**AIM OF THE EXERCISE:** Copy every line of the records below where the word "negative" occurs.

**DATA IN THIS EXERCISE:**

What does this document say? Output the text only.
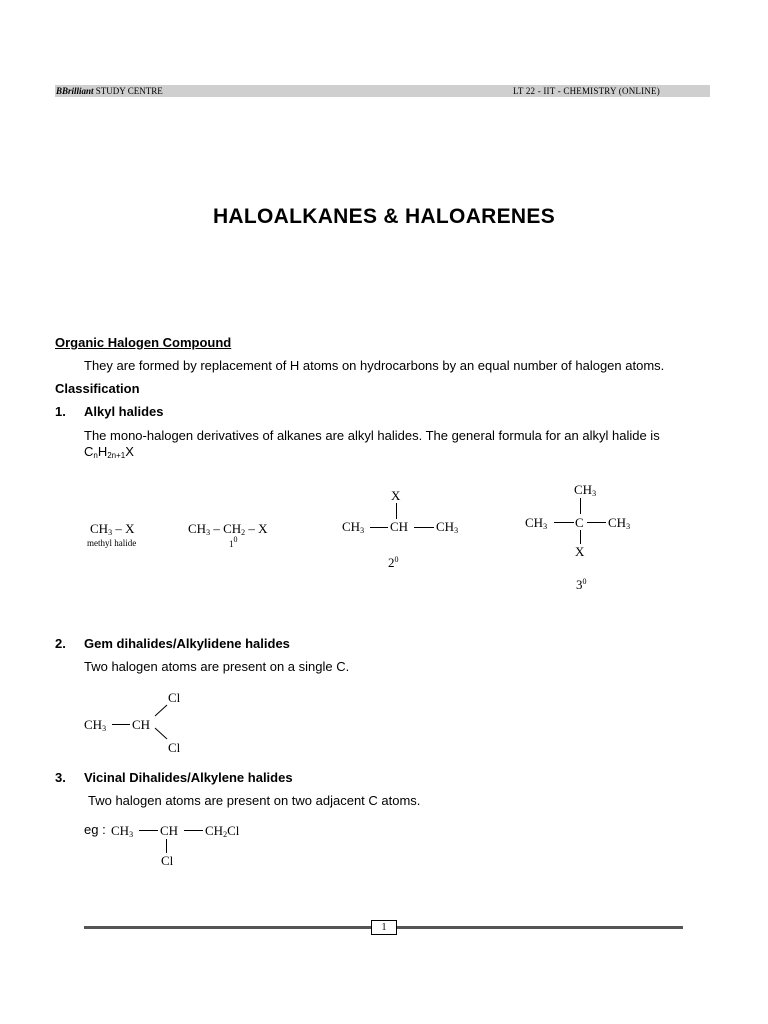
BBrilliant STUDY CENTRE	LT 22 - IIT - CHEMISTRY (ONLINE)
HALOALKANES & HALOARENES
Organic Halogen Compound
They are formed by replacement of H atoms on hydrocarbons by an equal number of halogen atoms.
Classification
1. Alkyl halides
The mono-halogen derivatives of alkanes are alkyl halides. The general formula for an alkyl halide is
$C_nH_{2n+1}X$
$CH_3$ – X
methyl halide
$CH_3 - CH_2$ – X
$1^0$
X
$CH_3$ CH $CH_3$
$2^0$
$CH_3$
$CH_3$ C $CH_3$
X
$3^0$
2. Gem dihalides/Alkylidene halides
Two halogen atoms are present on a single C.
Cl
$CH_3$ CH
Cl
3. Vicinal Dihalides/Alkylene halides
Two halogen atoms are present on two adjacent C atoms.
eg : $CH_3$ CH $CH_2Cl$
Cl
1
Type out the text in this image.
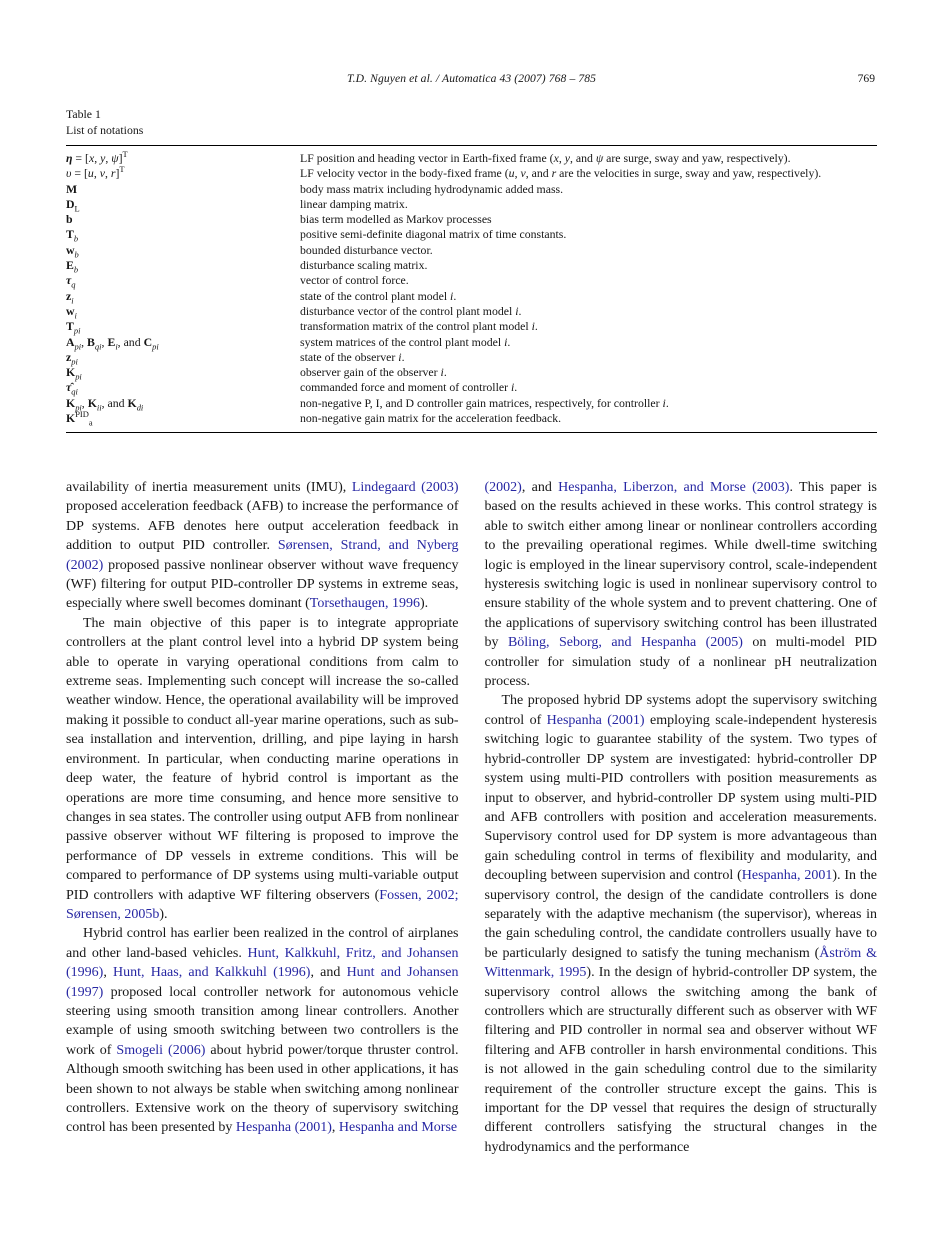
T.D. Nguyen et al. / Automatica 43 (2007) 768 – 785	769
Table 1
List of notations
η = [x, y, ψ]$^T$	LF position and heading vector in Earth-fixed frame (x, y, and ψ are surge, sway and yaw, respectively).
υ = [u, v, r]$^T$	LF velocity vector in the body-fixed frame (u, v, and r are the velocities in surge, sway and yaw, respectively).
M	body mass matrix including hydrodynamic added mass.
$D_L$	linear damping matrix.
b	bias term modelled as Markov processes
$T_b$	positive semi-definite diagonal matrix of time constants.
$w_b$	bounded disturbance vector.
$E_b$	disturbance scaling matrix.
$\tau_q$	vector of control force.
$z_i$	state of the control plant model i.
$w_i$	disturbance vector of the control plant model i.
$T_{pi}$	transformation matrix of the control plant model i.
$A_{pi}$, $B_{qi}$, $E_i$, and $C_{pi}$	system matrices of the control plant model i.
$z_{pi}$	state of the observer i.
$K_{pi}$	observer gain of the observer i.
$\taû_{qi}$	commanded force and moment of controller i.
$K_{pi}$, $K_{ii}$, and $K_{di}$	non-negative P, I, and D controller gain matrices, respectively, for controller i.
$K^{PID}_a$	non-negative gain matrix for the acceleration feedback.

availability of inertia measurement units (IMU), Lindegaard (2003) proposed acceleration feedback (AFB) to increase the performance of DP systems. AFB denotes here output acceleration feedback in addition to output PID controller. Sørensen, Strand, and Nyberg (2002) proposed passive nonlinear observer without wave frequency (WF) filtering for output PID-controller DP systems in extreme seas, especially where swell becomes dominant (Torsethaugen, 1996).

The main objective of this paper is to integrate appropriate controllers at the plant control level into a hybrid DP system being able to operate in varying operational conditions from calm to extreme seas. Implementing such concept will increase the so-called weather window. Hence, the operational availability will be improved making it possible to conduct all-year marine operations, such as sub-sea installation and intervention, drilling, and pipe laying in harsh environment. In particular, when conducting marine operations in deep water, the feature of hybrid control is important as the operations are more time consuming, and hence more sensitive to changes in sea states. The controller using output AFB from nonlinear passive observer without WF filtering is proposed to improve the performance of DP vessels in extreme conditions. This will be compared to performance of DP systems using multi-variable output PID controllers with adaptive WF filtering observers (Fossen, 2002; Sørensen, 2005b).

Hybrid control has earlier been realized in the control of airplanes and other land-based vehicles. Hunt, Kalkkuhl, Fritz, and Johansen (1996), Hunt, Haas, and Kalkkuhl (1996), and Hunt and Johansen (1997) proposed local controller network for autonomous vehicle steering using smooth transition among linear controllers. Another example of using smooth switching between two controllers is the work of Smogeli (2006) about hybrid power/torque thruster control. Although smooth switching has been used in other applications, it has been shown to not always be stable when switching among nonlinear controllers. Extensive work on the theory of supervisory switching control has been presented by Hespanha (2001), Hespanha and Morse

(2002), and Hespanha, Liberzon, and Morse (2003). This paper is based on the results achieved in these works. This control strategy is able to switch either among linear or nonlinear controllers according to the prevailing operational regimes. While dwell-time switching logic is employed in the linear supervisory control, scale-independent hysteresis switching logic is used in nonlinear supervisory control to ensure stability of the whole system and to prevent chattering. One of the applications of supervisory switching control has been illustrated by Böling, Seborg, and Hespanha (2005) on multi-model PID controller for simulation study of a nonlinear pH neutralization process.

The proposed hybrid DP systems adopt the supervisory switching control of Hespanha (2001) employing scale-independent hysteresis switching logic to guarantee stability of the system. Two types of hybrid-controller DP system are investigated: hybrid-controller DP system using multi-PID controllers with position measurements as input to observer, and hybrid-controller DP system using multi-PID and AFB controllers with position and acceleration measurements. Supervisory control used for DP system is more advantageous than gain scheduling control in terms of flexibility and modularity, and decoupling between supervision and control (Hespanha, 2001). In the supervisory control, the design of the candidate controllers is done separately with the adaptive mechanism (the supervisor), whereas in the gain scheduling control, the candidate controllers usually have to be particularly designed to satisfy the tuning mechanism (Åström & Wittenmark, 1995). In the design of hybrid-controller DP system, the supervisory control allows the switching among the bank of controllers which are structurally different such as observer with WF filtering and PID controller in normal sea and observer without WF filtering and AFB controller in harsh environmental conditions. This is not allowed in the gain scheduling control due to the similarity requirement of the controller structure except the gains. This is important for the DP vessel that requires the design of structurally different controllers satisfying the structural changes in the hydrodynamics and the performance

**FINISHED EXERCISE:**
$K_{pi}$, $K_{ii}$, and $K_{di}$	non-negative P, I, and D controller gain matrices, respectively, for controller i.
$K^{PID}_a$	non-negative gain matrix for the acceleration feedback.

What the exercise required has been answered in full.